Direction - Look through the data below. Pick out the lines holding the string "this".

Data listing -

>>>

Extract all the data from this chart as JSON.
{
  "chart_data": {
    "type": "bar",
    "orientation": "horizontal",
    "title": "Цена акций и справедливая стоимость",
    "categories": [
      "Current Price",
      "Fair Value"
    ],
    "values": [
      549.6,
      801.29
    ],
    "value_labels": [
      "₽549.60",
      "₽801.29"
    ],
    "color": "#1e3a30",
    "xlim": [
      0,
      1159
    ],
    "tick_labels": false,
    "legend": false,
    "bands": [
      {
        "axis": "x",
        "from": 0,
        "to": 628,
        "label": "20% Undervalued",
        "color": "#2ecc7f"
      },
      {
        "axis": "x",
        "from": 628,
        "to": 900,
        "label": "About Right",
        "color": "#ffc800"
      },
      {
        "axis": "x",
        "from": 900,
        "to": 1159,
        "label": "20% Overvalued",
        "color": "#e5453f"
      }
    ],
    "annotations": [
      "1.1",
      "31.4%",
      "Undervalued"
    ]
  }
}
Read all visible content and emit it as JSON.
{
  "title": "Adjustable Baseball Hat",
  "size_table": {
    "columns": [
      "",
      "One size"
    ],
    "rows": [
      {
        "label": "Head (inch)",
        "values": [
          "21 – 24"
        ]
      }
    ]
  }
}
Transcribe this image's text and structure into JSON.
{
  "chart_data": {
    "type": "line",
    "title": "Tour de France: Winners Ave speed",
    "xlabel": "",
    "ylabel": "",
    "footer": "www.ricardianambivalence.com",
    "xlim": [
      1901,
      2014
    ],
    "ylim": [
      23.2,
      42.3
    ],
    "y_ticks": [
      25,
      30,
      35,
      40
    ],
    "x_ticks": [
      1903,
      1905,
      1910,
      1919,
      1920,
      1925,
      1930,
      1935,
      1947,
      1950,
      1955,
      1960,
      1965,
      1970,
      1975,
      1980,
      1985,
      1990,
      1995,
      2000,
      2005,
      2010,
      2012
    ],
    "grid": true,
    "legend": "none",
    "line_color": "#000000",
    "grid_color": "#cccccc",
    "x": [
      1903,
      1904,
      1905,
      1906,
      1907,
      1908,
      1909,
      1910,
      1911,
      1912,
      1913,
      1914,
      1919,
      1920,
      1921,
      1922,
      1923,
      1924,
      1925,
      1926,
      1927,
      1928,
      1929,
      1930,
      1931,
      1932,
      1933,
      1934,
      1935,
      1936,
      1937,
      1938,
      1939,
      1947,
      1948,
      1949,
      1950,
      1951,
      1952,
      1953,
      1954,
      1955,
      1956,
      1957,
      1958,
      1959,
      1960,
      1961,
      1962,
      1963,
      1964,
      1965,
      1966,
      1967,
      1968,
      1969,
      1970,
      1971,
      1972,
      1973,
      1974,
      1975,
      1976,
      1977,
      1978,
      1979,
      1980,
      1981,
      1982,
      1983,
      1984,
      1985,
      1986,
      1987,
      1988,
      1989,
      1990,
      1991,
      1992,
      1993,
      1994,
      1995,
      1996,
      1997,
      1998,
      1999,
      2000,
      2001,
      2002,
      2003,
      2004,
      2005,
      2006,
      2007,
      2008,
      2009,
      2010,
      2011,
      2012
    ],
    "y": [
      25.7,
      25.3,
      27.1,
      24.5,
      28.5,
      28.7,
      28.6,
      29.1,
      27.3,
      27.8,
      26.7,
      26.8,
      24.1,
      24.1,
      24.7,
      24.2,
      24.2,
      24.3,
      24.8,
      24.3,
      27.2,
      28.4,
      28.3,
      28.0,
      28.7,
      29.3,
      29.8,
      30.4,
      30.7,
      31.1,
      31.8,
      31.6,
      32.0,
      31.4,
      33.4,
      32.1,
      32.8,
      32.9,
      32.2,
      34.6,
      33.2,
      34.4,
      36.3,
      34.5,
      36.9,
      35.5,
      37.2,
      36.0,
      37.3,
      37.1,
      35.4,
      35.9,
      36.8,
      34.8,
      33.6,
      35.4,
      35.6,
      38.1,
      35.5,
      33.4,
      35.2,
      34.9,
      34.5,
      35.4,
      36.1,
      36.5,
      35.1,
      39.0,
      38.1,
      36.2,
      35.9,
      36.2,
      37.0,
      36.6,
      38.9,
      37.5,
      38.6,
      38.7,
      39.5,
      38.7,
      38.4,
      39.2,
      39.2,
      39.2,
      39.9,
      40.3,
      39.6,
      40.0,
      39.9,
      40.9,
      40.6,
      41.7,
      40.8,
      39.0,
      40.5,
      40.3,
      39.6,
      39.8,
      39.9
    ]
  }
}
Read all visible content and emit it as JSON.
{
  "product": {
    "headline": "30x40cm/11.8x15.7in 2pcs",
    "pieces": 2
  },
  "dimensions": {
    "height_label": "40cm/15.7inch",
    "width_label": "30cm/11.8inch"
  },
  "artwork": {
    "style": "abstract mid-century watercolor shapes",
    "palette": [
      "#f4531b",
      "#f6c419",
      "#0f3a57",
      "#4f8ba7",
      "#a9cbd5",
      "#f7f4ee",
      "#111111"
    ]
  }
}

<<<

Exercise result -
Extract all the data from this chart as JSON.
Transcribe this image's text and structure into JSON.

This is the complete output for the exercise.